# WORK TO DO
Return every line of the following items word for word, with nothing changed or left out.

-- START OF INFORMATION PROVIDED --

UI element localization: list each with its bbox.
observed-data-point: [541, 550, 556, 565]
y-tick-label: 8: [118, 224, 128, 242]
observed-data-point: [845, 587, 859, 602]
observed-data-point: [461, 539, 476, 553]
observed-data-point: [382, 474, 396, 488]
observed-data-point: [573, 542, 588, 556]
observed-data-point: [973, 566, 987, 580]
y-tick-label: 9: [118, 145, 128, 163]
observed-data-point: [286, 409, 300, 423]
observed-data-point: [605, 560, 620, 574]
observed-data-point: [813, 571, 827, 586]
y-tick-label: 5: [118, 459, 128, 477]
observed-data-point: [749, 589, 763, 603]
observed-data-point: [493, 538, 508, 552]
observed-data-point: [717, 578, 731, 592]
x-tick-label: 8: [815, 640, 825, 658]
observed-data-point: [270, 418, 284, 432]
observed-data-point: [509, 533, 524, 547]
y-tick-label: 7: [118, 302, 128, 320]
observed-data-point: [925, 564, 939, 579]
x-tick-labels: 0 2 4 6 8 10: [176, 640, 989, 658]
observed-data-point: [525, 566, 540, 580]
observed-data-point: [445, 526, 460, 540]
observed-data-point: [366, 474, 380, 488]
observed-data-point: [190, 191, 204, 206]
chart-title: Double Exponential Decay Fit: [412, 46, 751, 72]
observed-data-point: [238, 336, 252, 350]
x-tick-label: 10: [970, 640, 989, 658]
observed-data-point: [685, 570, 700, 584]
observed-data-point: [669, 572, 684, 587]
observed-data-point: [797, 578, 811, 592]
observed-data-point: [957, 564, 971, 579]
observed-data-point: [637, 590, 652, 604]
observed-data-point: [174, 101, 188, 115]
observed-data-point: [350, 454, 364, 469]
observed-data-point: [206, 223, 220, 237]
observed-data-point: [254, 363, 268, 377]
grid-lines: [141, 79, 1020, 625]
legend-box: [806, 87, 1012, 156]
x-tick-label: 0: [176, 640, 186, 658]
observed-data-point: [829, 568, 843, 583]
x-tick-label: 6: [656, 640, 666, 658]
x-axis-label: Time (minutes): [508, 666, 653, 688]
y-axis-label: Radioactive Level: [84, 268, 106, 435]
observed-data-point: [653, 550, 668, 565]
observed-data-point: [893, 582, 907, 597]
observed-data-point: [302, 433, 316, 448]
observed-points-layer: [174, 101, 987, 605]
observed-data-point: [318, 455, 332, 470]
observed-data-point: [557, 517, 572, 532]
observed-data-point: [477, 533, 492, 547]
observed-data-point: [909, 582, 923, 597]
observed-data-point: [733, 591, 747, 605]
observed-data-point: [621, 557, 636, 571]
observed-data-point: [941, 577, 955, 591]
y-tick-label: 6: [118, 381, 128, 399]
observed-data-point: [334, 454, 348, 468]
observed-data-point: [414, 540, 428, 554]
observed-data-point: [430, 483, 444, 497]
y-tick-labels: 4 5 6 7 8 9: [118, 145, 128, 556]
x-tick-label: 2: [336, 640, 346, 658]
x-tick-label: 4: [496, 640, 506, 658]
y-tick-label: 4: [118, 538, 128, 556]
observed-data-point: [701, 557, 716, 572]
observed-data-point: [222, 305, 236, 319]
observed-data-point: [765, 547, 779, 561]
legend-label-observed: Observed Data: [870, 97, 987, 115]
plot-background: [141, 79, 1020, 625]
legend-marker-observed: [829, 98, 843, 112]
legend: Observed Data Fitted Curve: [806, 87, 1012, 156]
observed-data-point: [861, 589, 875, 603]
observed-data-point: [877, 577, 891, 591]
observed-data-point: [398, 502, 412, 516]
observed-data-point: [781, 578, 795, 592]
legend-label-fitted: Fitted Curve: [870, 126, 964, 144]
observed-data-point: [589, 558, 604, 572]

-- END OF INFORMATION PROVIDED --

# TASK SOLUTION
UI element localization: list each with its bbox.
observed-data-point: [541, 550, 556, 565]
y-tick-label: 8: [118, 224, 128, 242]
observed-data-point: [845, 587, 859, 602]
observed-data-point: [461, 539, 476, 553]
observed-data-point: [382, 474, 396, 488]
observed-data-point: [573, 542, 588, 556]
observed-data-point: [973, 566, 987, 580]
y-tick-label: 9: [118, 145, 128, 163]
observed-data-point: [286, 409, 300, 423]
observed-data-point: [605, 560, 620, 574]
observed-data-point: [813, 571, 827, 586]
y-tick-label: 5: [118, 459, 128, 477]
observed-data-point: [749, 589, 763, 603]
observed-data-point: [493, 538, 508, 552]
observed-data-point: [717, 578, 731, 592]
x-tick-label: 8: [815, 640, 825, 658]
observed-data-point: [270, 418, 284, 432]
observed-data-point: [509, 533, 524, 547]
y-tick-label: 7: [118, 302, 128, 320]
observed-data-point: [925, 564, 939, 579]
x-tick-labels: 0 2 4 6 8 10: [176, 640, 989, 658]
observed-data-point: [525, 566, 540, 580]
observed-data-point: [445, 526, 460, 540]
observed-data-point: [366, 474, 380, 488]
observed-data-point: [190, 191, 204, 206]
chart-title: Double Exponential Decay Fit: [412, 46, 751, 72]
observed-data-point: [238, 336, 252, 350]
x-tick-label: 10: [970, 640, 989, 658]
observed-data-point: [685, 570, 700, 584]
observed-data-point: [669, 572, 684, 587]
observed-data-point: [797, 578, 811, 592]
observed-data-point: [957, 564, 971, 579]
observed-data-point: [637, 590, 652, 604]
observed-data-point: [174, 101, 188, 115]
observed-data-point: [350, 454, 364, 469]
observed-data-point: [206, 223, 220, 237]
observed-data-point: [254, 363, 268, 377]
grid-lines: [141, 79, 1020, 625]
legend-box: [806, 87, 1012, 156]
x-tick-label: 0: [176, 640, 186, 658]
observed-data-point: [829, 568, 843, 583]
x-tick-label: 6: [656, 640, 666, 658]
x-axis-label: Time (minutes): [508, 666, 653, 688]
y-axis-label: Radioactive Level: [84, 268, 106, 435]
observed-data-point: [653, 550, 668, 565]
observed-data-point: [893, 582, 907, 597]
observed-data-point: [302, 433, 316, 448]
observed-points-layer: [174, 101, 987, 605]
observed-data-point: [318, 455, 332, 470]
observed-data-point: [557, 517, 572, 532]
observed-data-point: [477, 533, 492, 547]
observed-data-point: [909, 582, 923, 597]
observed-data-point: [733, 591, 747, 605]
observed-data-point: [621, 557, 636, 571]
observed-data-point: [941, 577, 955, 591]
y-tick-label: 6: [118, 381, 128, 399]
observed-data-point: [334, 454, 348, 468]
observed-data-point: [414, 540, 428, 554]
observed-data-point: [430, 483, 444, 497]
y-tick-labels: 4 5 6 7 8 9: [118, 145, 128, 556]
x-tick-label: 2: [336, 640, 346, 658]
x-tick-label: 4: [496, 640, 506, 658]
y-tick-label: 4: [118, 538, 128, 556]
observed-data-point: [701, 557, 716, 572]
observed-data-point: [222, 305, 236, 319]
observed-data-point: [765, 547, 779, 561]
legend-label-observed: Observed Data: [870, 97, 987, 115]
plot-background: [141, 79, 1020, 625]
legend-marker-observed: [829, 98, 843, 112]
legend: Observed Data Fitted Curve: [806, 87, 1012, 156]
observed-data-point: [861, 589, 875, 603]
observed-data-point: [877, 577, 891, 591]
observed-data-point: [398, 502, 412, 516]
observed-data-point: [781, 578, 795, 592]
legend-label-fitted: Fitted Curve: [870, 126, 964, 144]
observed-data-point: [589, 558, 604, 572]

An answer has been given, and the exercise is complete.